Stored items
_ _ _

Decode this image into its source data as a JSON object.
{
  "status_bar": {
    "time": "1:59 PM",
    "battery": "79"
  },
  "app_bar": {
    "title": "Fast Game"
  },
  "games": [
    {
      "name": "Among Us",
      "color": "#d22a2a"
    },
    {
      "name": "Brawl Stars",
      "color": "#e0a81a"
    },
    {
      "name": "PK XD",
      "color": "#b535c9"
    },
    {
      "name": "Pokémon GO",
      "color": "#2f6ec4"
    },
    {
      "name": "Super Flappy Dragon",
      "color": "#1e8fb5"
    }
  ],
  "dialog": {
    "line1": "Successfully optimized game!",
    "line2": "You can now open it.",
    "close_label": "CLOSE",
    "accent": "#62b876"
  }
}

_ _ _

## Required work
Output the entries verbatim.

## Written response
Decode this image into its source data as a JSON object.
{
  "status_bar": {
    "time": "1:59 PM",
    "battery": "79"
  },
  "app_bar": {
    "title": "Fast Game"
  },
  "games": [
    {
      "name": "Among Us",
      "color": "#d22a2a"
    },
    {
      "name": "Brawl Stars",
      "color": "#e0a81a"
    },
    {
      "name": "PK XD",
      "color": "#b535c9"
    },
    {
      "name": "Pokémon GO",
      "color": "#2f6ec4"
    },
    {
      "name": "Super Flappy Dragon",
      "color": "#1e8fb5"
    }
  ],
  "dialog": {
    "line1": "Successfully optimized game!",
    "line2": "You can now open it.",
    "close_label": "CLOSE",
    "accent": "#62b876"
  }
}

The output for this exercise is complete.